● **PROBLEM REQUIREMENTS**:
Strip the pictures and reproduce the rest of the listing exactly.

________________________________________

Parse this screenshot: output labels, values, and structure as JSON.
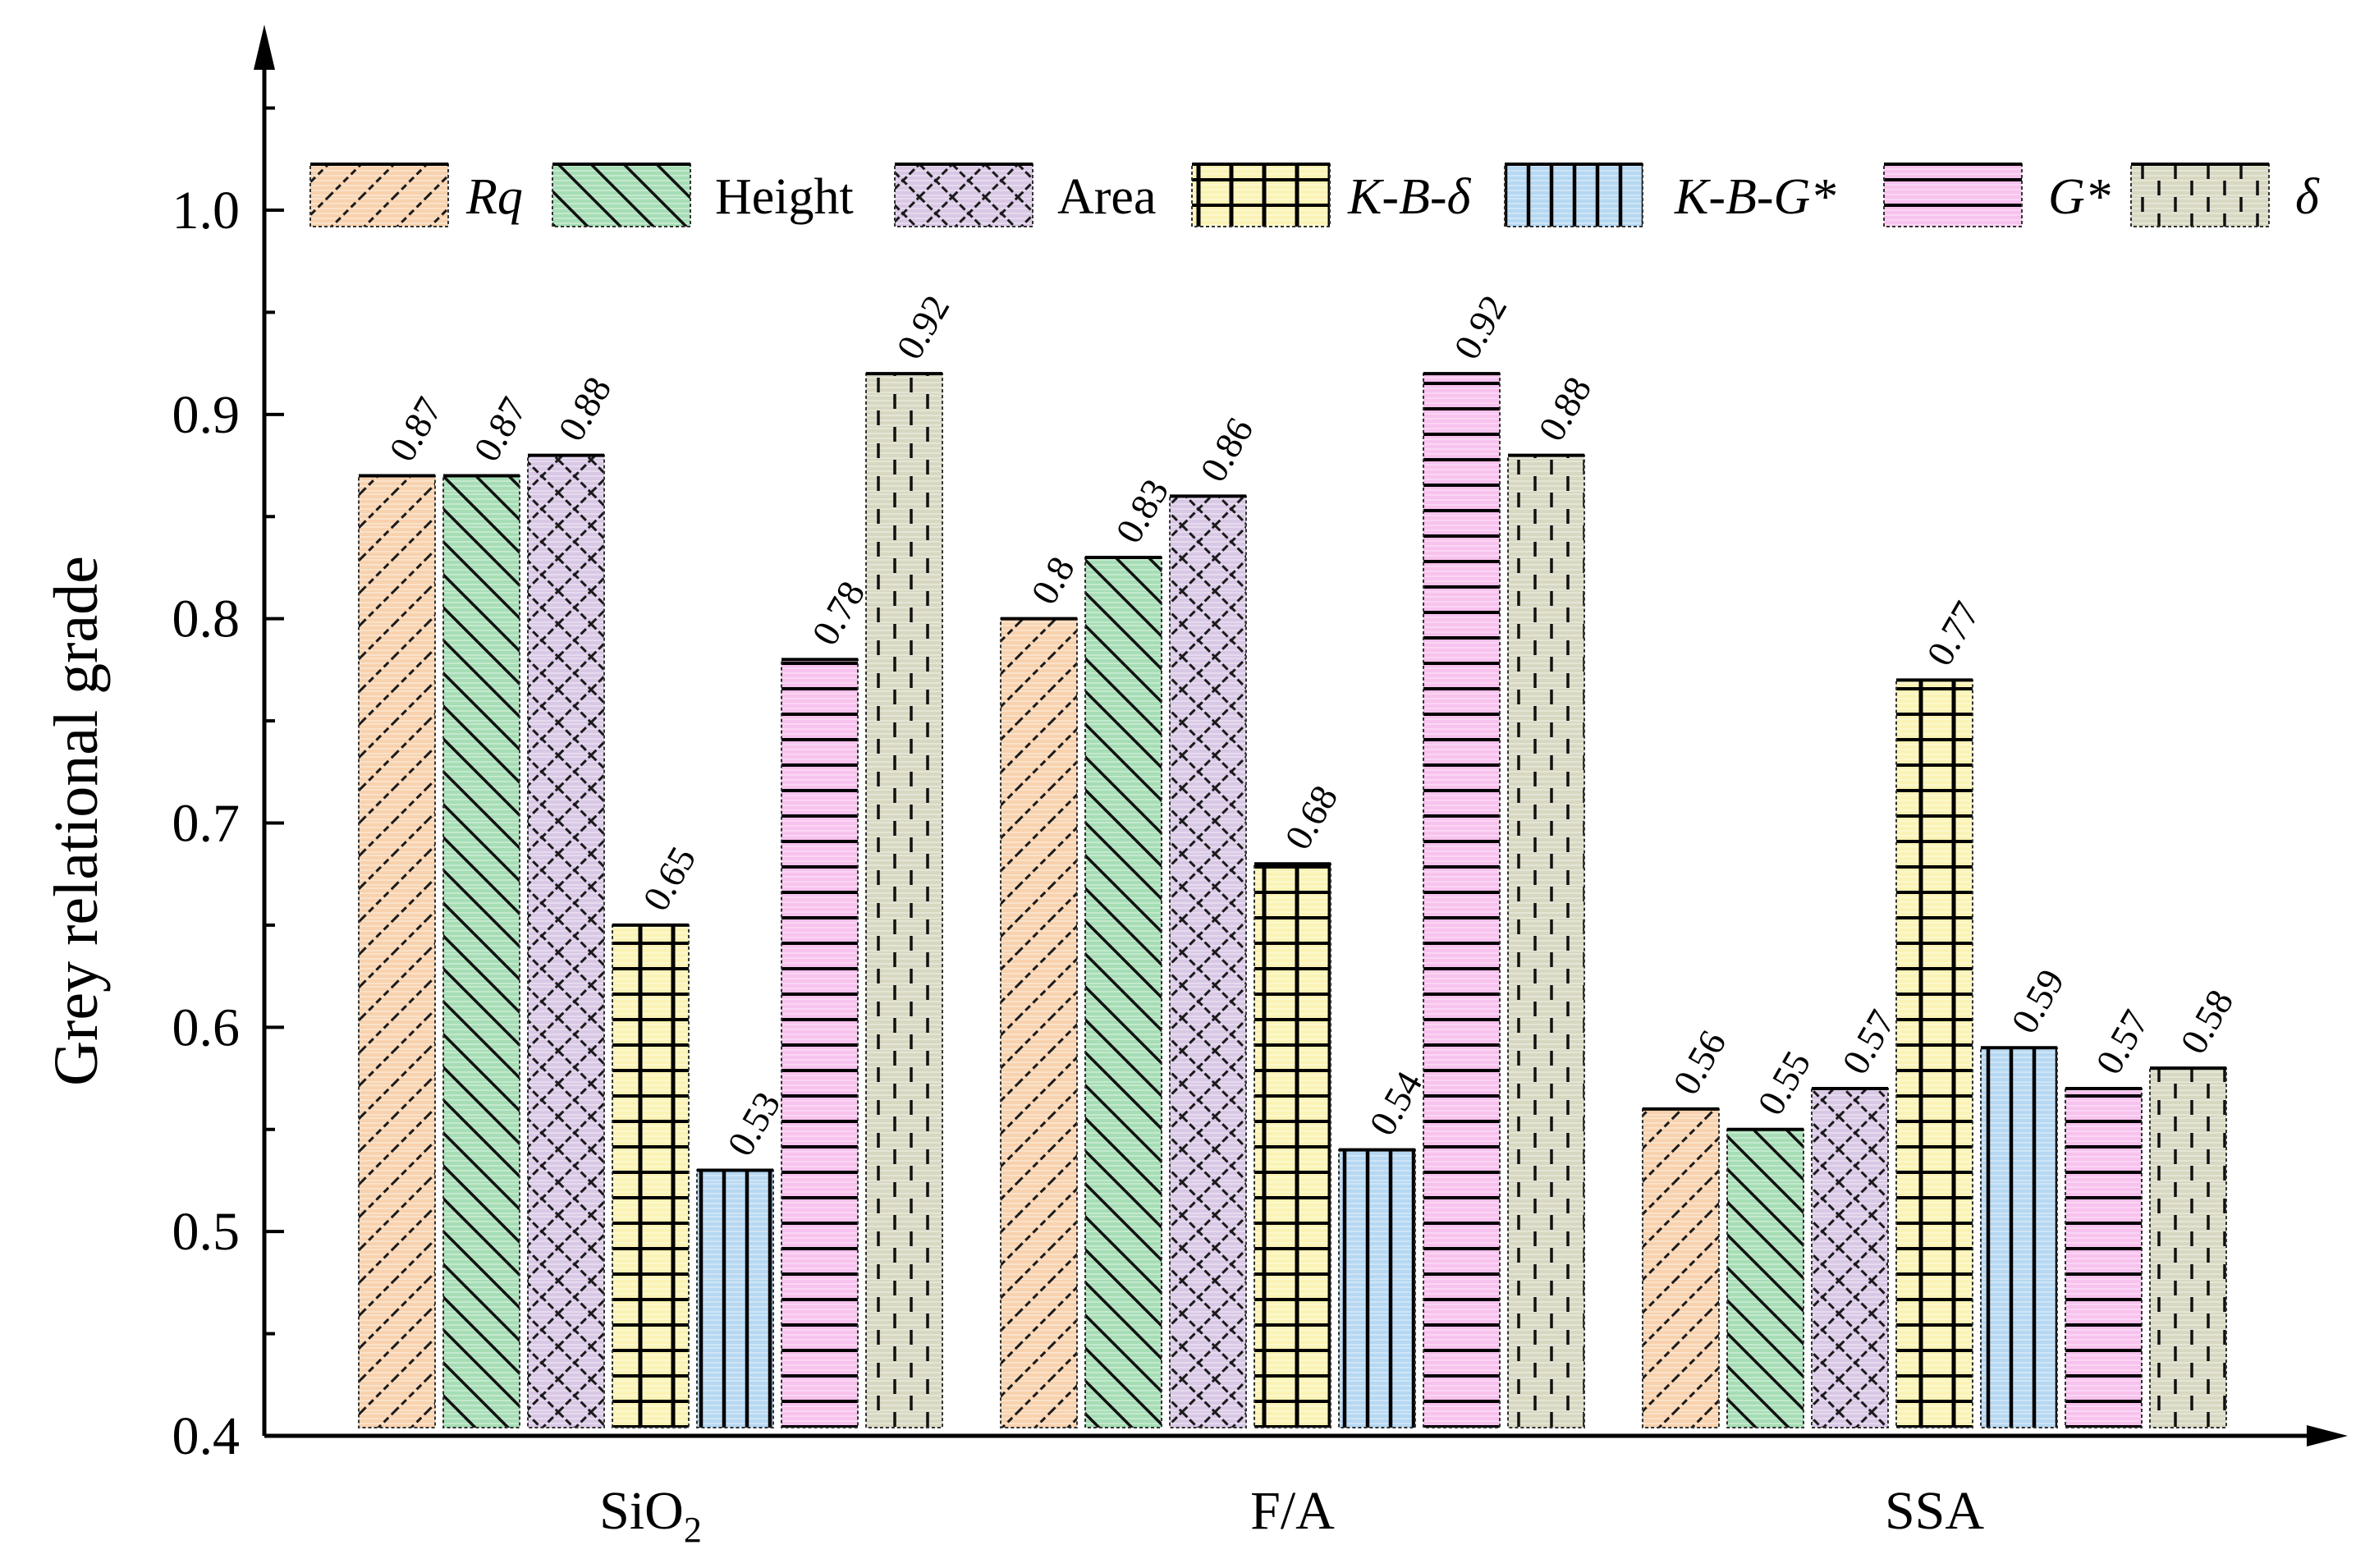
{
  "chart_data": {
    "type": "bar",
    "title": "",
    "xlabel": "",
    "ylabel": "Grey relational grade",
    "ylim": [
      0.4,
      1.05
    ],
    "yticks": [
      "0.4",
      "0.5",
      "0.6",
      "0.7",
      "0.8",
      "0.9",
      "1.0"
    ],
    "categories": [
      {
        "base": "SiO",
        "sub": "2"
      },
      {
        "base": "F/A",
        "sub": ""
      },
      {
        "base": "SSA",
        "sub": ""
      }
    ],
    "series": [
      {
        "name": "Rq",
        "italic": true,
        "color": "#F8D2AE",
        "pattern": "diag-up",
        "values": [
          0.87,
          0.8,
          0.56
        ],
        "labels": [
          "0.87",
          "0.8",
          "0.56"
        ]
      },
      {
        "name": "Height",
        "italic": false,
        "color": "#A6DDB5",
        "pattern": "diag-down",
        "values": [
          0.87,
          0.83,
          0.55
        ],
        "labels": [
          "0.87",
          "0.83",
          "0.55"
        ]
      },
      {
        "name": "Area",
        "italic": false,
        "color": "#D9C8E5",
        "pattern": "cross",
        "values": [
          0.88,
          0.86,
          0.57
        ],
        "labels": [
          "0.88",
          "0.86",
          "0.57"
        ]
      },
      {
        "name": "K-B-δ",
        "italic": true,
        "color": "#FAF3B5",
        "pattern": "grid",
        "values": [
          0.65,
          0.68,
          0.77
        ],
        "labels": [
          "0.65",
          "0.68",
          "0.77"
        ]
      },
      {
        "name": "K-B-G*",
        "italic": true,
        "color": "#B6D8F2",
        "pattern": "vert",
        "values": [
          0.53,
          0.54,
          0.59
        ],
        "labels": [
          "0.53",
          "0.54",
          "0.59"
        ]
      },
      {
        "name": "G*",
        "italic": true,
        "color": "#F8C2EE",
        "pattern": "horiz",
        "values": [
          0.78,
          0.92,
          0.57
        ],
        "labels": [
          "0.78",
          "0.92",
          "0.57"
        ]
      },
      {
        "name": "δ",
        "italic": true,
        "color": "#D8D8C2",
        "pattern": "dash-vert",
        "values": [
          0.92,
          0.88,
          0.58
        ],
        "labels": [
          "0.92",
          "0.88",
          "0.58"
        ]
      }
    ],
    "legend": "top, inside plot"
  }
}
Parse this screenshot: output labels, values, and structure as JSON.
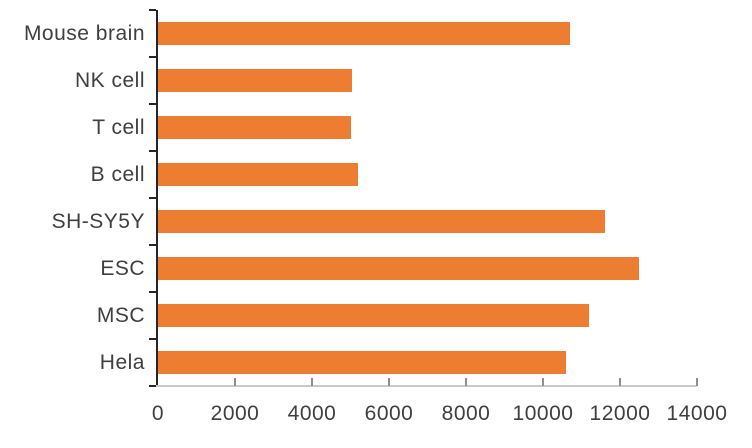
{
  "chart_data": {
    "type": "bar",
    "orientation": "horizontal",
    "title": "",
    "xlabel": "",
    "ylabel": "",
    "categories": [
      "Mouse brain",
      "NK cell",
      "T cell",
      "B cell",
      "SH-SY5Y",
      "ESC",
      "MSC",
      "Hela"
    ],
    "values": [
      10700,
      5050,
      5000,
      5200,
      11600,
      12500,
      11200,
      10600
    ],
    "xlim": [
      0,
      14000
    ],
    "x_ticks": [
      0,
      2000,
      4000,
      6000,
      8000,
      10000,
      12000,
      14000
    ],
    "x_tick_labels": [
      "0",
      "2000",
      "4000",
      "6000",
      "8000",
      "10000",
      "12000",
      "14000"
    ],
    "grid": false,
    "legend": false,
    "colors": {
      "bar_fill": "#ED7D31",
      "y_axis_line": "#262626",
      "x_axis_line": "#C9C9C9",
      "x_tick_mark": "#8F8F8F",
      "text": "#3F3F3F"
    }
  }
}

________________________________________

● **RESPONSE TO THE EXERCISE**:
Parse this screenshot: output labels, values, and structure as JSON.
{
  "chart_data": {
    "type": "bar",
    "title": "",
    "xlabel": "",
    "ylabel": "Grey relational grade",
    "ylim": [
      0.4,
      1.05
    ],
    "yticks": [
      "0.4",
      "0.5",
      "0.6",
      "0.7",
      "0.8",
      "0.9",
      "1.0"
    ],
    "categories": [
      {
        "base": "SiO",
        "sub": "2"
      },
      {
        "base": "F/A",
        "sub": ""
      },
      {
        "base": "SSA",
        "sub": ""
      }
    ],
    "series": [
      {
        "name": "Rq",
        "italic": true,
        "color": "#F8D2AE",
        "pattern": "diag-up",
        "values": [
          0.87,
          0.8,
          0.56
        ],
        "labels": [
          "0.87",
          "0.8",
          "0.56"
        ]
      },
      {
        "name": "Height",
        "italic": false,
        "color": "#A6DDB5",
        "pattern": "diag-down",
        "values": [
          0.87,
          0.83,
          0.55
        ],
        "labels": [
          "0.87",
          "0.83",
          "0.55"
        ]
      },
      {
        "name": "Area",
        "italic": false,
        "color": "#D9C8E5",
        "pattern": "cross",
        "values": [
          0.88,
          0.86,
          0.57
        ],
        "labels": [
          "0.88",
          "0.86",
          "0.57"
        ]
      },
      {
        "name": "K-B-δ",
        "italic": true,
        "color": "#FAF3B5",
        "pattern": "grid",
        "values": [
          0.65,
          0.68,
          0.77
        ],
        "labels": [
          "0.65",
          "0.68",
          "0.77"
        ]
      },
      {
        "name": "K-B-G*",
        "italic": true,
        "color": "#B6D8F2",
        "pattern": "vert",
        "values": [
          0.53,
          0.54,
          0.59
        ],
        "labels": [
          "0.53",
          "0.54",
          "0.59"
        ]
      },
      {
        "name": "G*",
        "italic": true,
        "color": "#F8C2EE",
        "pattern": "horiz",
        "values": [
          0.78,
          0.92,
          0.57
        ],
        "labels": [
          "0.78",
          "0.92",
          "0.57"
        ]
      },
      {
        "name": "δ",
        "italic": true,
        "color": "#D8D8C2",
        "pattern": "dash-vert",
        "values": [
          0.92,
          0.88,
          0.58
        ],
        "labels": [
          "0.92",
          "0.88",
          "0.58"
        ]
      }
    ],
    "legend": "top, inside plot"
  }
}
Parse this screenshot: output labels, values, and structure as JSON.
{
  "chart_data": {
    "type": "bar",
    "orientation": "horizontal",
    "title": "",
    "xlabel": "",
    "ylabel": "",
    "categories": [
      "Mouse brain",
      "NK cell",
      "T cell",
      "B cell",
      "SH-SY5Y",
      "ESC",
      "MSC",
      "Hela"
    ],
    "values": [
      10700,
      5050,
      5000,
      5200,
      11600,
      12500,
      11200,
      10600
    ],
    "xlim": [
      0,
      14000
    ],
    "x_ticks": [
      0,
      2000,
      4000,
      6000,
      8000,
      10000,
      12000,
      14000
    ],
    "x_tick_labels": [
      "0",
      "2000",
      "4000",
      "6000",
      "8000",
      "10000",
      "12000",
      "14000"
    ],
    "grid": false,
    "legend": false,
    "colors": {
      "bar_fill": "#ED7D31",
      "y_axis_line": "#262626",
      "x_axis_line": "#C9C9C9",
      "x_tick_mark": "#8F8F8F",
      "text": "#3F3F3F"
    }
  }
}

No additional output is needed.